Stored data
——

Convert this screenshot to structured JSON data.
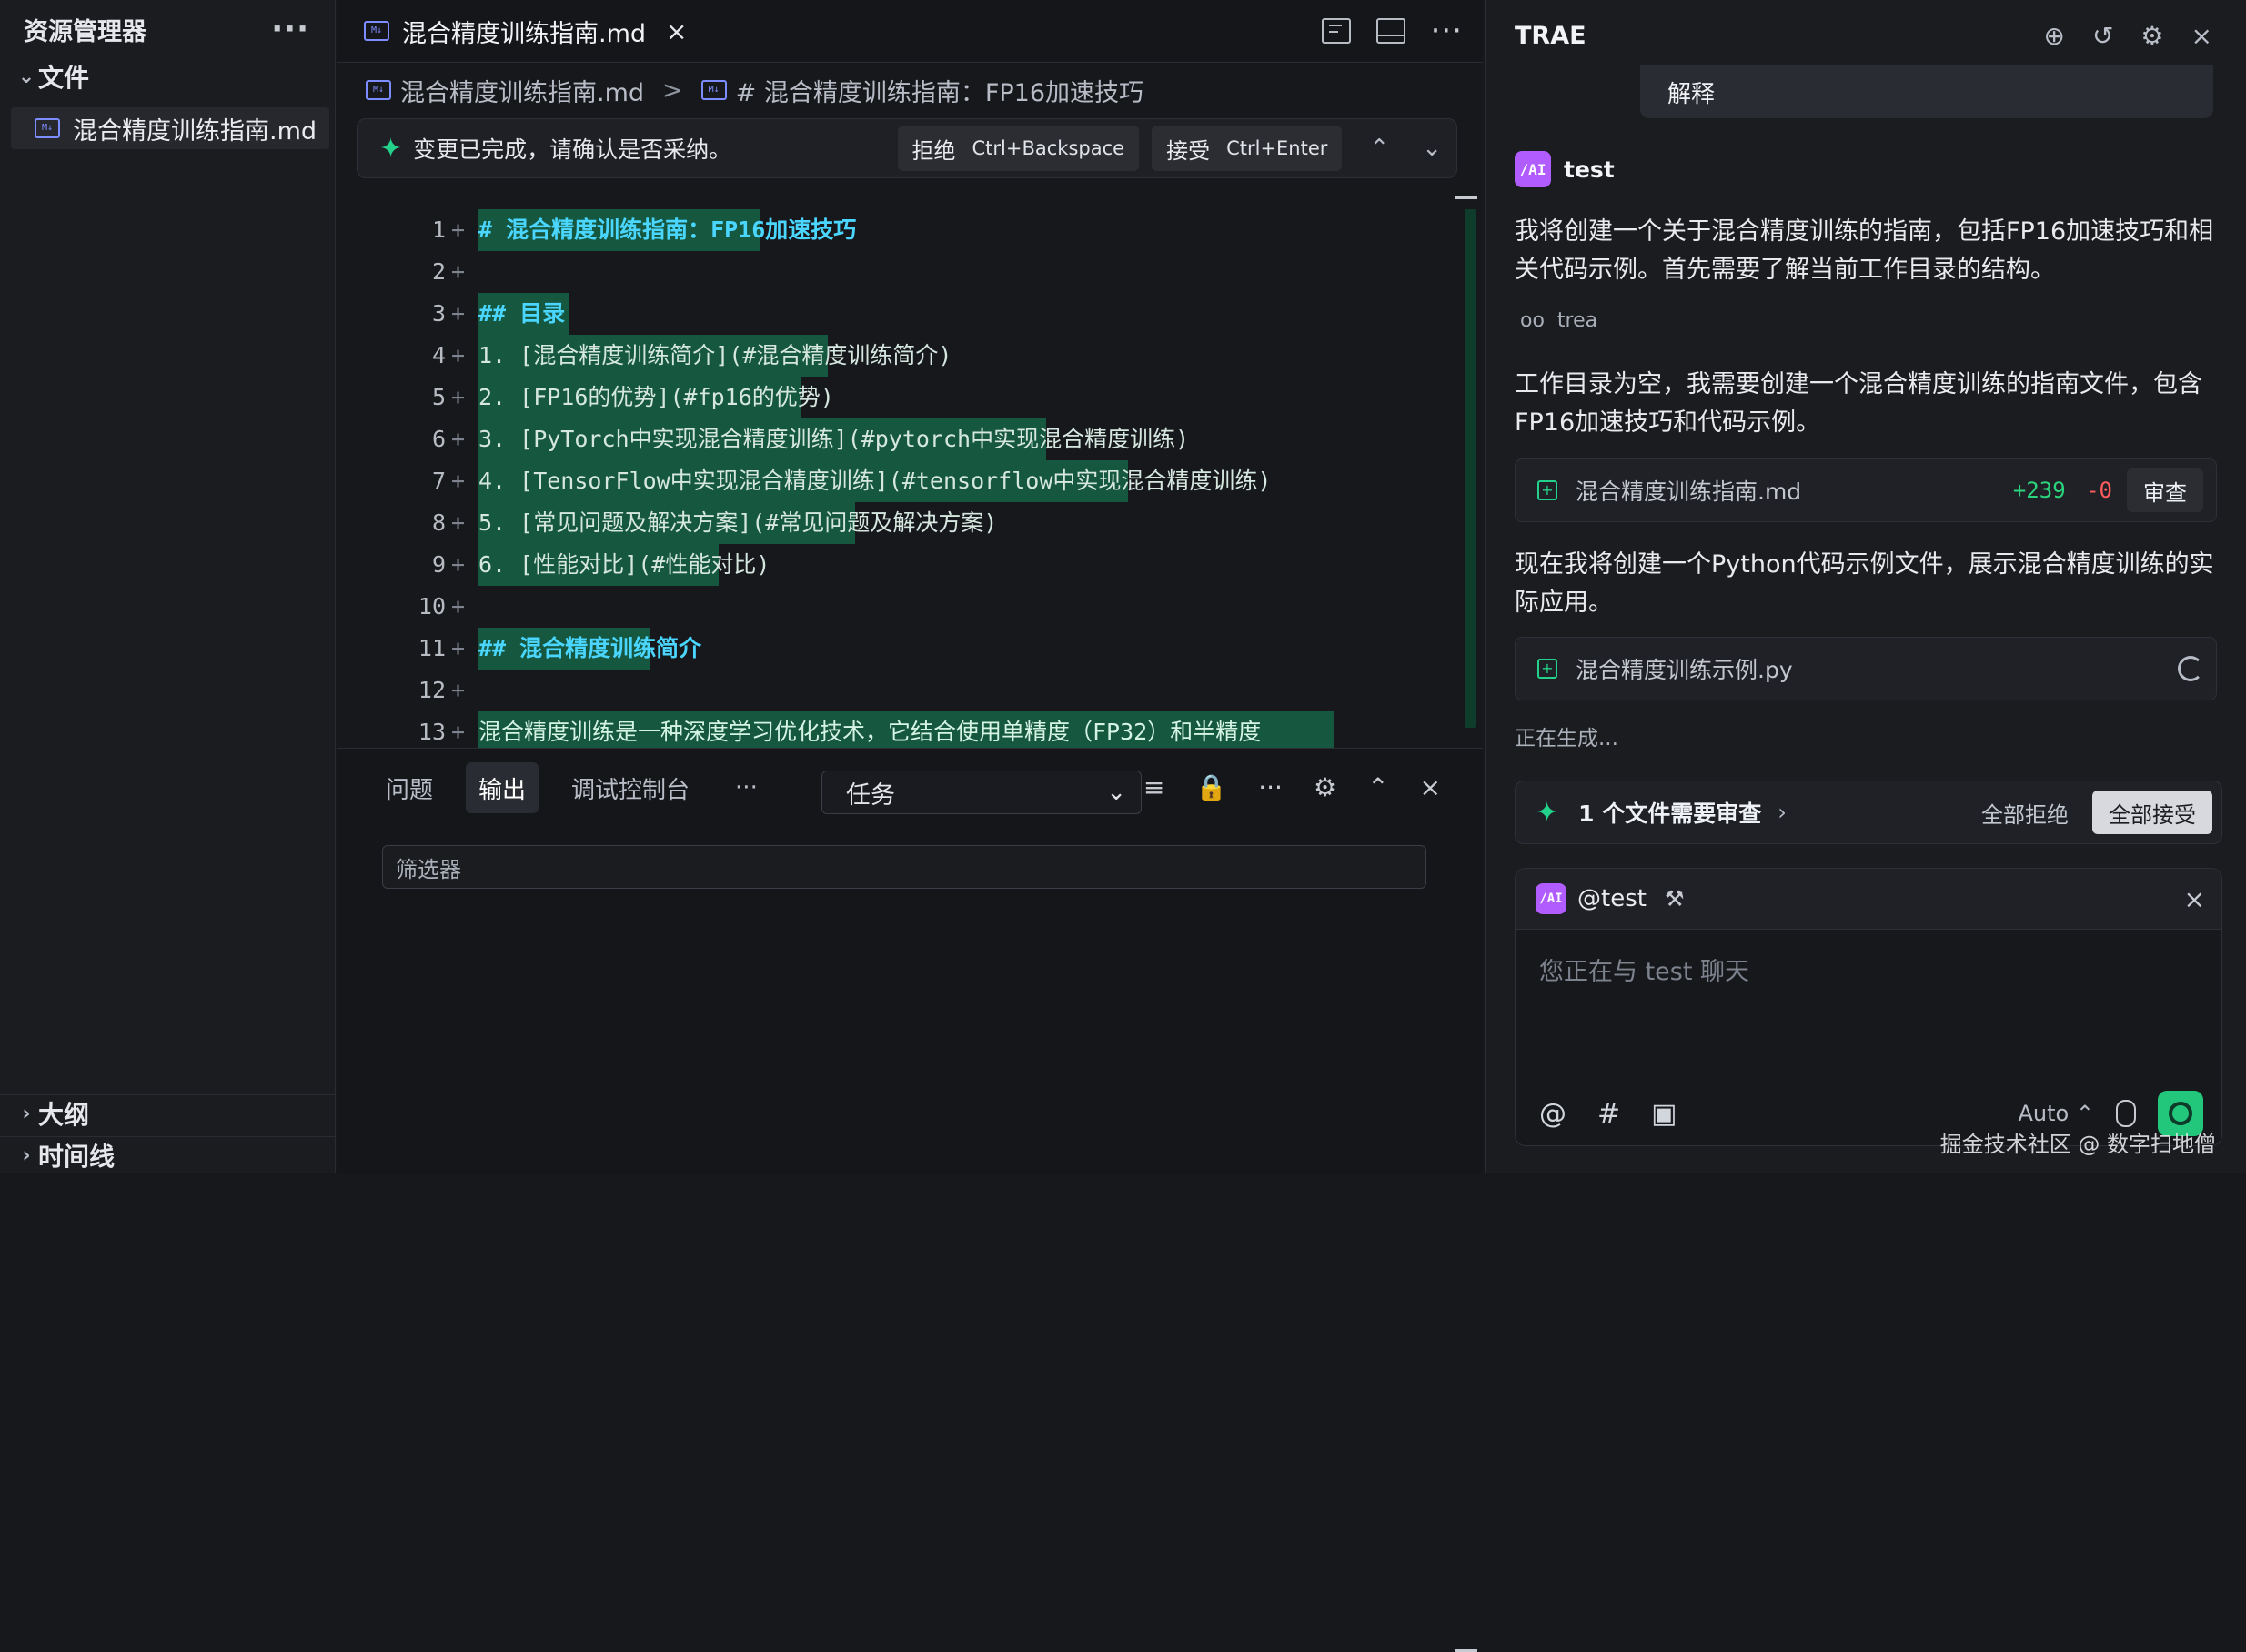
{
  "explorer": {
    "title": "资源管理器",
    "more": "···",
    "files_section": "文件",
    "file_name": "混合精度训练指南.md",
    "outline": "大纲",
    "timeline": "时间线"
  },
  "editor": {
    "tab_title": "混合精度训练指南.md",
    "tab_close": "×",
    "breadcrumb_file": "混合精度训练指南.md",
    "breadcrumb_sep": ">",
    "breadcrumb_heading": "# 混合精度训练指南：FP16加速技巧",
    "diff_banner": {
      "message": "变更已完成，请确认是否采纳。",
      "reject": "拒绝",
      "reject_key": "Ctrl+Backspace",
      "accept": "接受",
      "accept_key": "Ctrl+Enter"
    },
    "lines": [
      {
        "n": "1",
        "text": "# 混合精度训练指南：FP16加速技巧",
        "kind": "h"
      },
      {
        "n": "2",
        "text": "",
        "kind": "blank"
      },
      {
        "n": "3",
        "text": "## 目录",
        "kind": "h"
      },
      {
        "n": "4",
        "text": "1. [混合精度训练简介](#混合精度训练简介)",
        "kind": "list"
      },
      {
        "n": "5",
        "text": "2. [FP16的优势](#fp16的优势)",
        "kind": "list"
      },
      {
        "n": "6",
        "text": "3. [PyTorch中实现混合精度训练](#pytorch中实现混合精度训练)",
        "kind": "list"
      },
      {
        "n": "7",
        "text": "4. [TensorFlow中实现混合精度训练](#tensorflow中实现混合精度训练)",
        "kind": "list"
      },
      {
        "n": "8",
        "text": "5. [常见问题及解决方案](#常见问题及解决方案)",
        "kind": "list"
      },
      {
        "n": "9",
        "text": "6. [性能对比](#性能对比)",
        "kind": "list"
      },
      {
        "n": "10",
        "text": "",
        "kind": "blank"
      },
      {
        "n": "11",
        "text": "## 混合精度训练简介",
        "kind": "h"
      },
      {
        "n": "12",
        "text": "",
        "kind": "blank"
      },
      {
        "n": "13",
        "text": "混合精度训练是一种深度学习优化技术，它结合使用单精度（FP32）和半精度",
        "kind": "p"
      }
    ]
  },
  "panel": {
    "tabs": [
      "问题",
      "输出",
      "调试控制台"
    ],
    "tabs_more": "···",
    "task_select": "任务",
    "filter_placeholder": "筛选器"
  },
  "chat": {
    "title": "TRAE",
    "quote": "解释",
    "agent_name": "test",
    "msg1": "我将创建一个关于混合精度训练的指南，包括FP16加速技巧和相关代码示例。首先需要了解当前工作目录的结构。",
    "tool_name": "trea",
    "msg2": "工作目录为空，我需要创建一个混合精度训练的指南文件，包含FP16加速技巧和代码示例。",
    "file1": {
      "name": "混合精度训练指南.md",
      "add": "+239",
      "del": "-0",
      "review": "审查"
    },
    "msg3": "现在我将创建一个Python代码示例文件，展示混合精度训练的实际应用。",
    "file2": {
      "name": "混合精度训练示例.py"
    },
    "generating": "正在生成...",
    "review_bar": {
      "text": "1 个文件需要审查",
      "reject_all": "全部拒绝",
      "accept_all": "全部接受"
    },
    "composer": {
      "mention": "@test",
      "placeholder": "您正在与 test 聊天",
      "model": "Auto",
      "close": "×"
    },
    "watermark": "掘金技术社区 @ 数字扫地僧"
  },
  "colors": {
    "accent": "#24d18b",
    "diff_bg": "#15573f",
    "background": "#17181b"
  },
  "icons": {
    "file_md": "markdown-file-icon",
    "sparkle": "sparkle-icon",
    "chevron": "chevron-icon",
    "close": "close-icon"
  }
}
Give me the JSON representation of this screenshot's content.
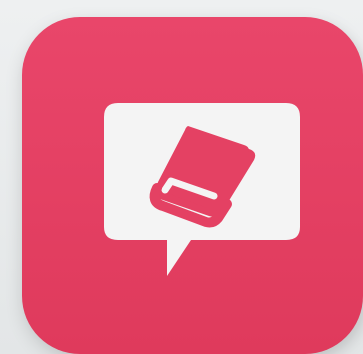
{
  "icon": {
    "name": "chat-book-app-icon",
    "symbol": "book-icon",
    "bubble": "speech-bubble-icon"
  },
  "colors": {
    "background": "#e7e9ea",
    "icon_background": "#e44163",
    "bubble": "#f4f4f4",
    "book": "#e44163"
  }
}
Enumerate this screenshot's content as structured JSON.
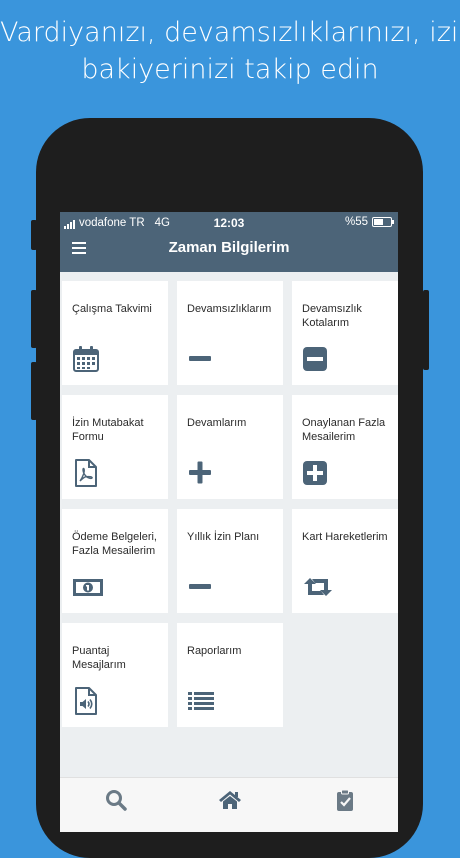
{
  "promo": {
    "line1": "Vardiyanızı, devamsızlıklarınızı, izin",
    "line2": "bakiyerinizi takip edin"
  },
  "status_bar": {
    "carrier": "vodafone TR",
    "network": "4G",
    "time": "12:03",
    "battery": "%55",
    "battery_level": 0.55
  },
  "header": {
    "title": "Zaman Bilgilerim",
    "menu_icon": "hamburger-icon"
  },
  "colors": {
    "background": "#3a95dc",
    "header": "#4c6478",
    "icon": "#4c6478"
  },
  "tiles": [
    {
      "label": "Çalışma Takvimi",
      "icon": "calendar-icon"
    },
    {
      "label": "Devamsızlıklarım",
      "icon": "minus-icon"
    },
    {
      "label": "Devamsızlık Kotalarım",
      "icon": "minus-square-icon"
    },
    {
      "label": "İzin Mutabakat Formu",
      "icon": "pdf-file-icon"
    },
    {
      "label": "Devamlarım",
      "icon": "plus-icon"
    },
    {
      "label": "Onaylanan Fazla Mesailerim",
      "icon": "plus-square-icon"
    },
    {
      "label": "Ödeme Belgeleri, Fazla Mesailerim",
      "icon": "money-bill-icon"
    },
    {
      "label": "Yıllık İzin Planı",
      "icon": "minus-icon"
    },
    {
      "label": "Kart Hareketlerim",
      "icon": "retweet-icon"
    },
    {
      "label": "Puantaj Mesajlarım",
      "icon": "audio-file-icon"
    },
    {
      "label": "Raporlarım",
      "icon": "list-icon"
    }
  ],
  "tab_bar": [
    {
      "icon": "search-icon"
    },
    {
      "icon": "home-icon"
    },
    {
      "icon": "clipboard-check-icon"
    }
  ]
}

——

> _Set exercise_
Reproduce each line of the material containing the word "Fazla".

> _Completed task_
      "label": "Onaylanan Fazla Mesailerim",
      "label": "Ödeme Belgeleri, Fazla Mesailerim",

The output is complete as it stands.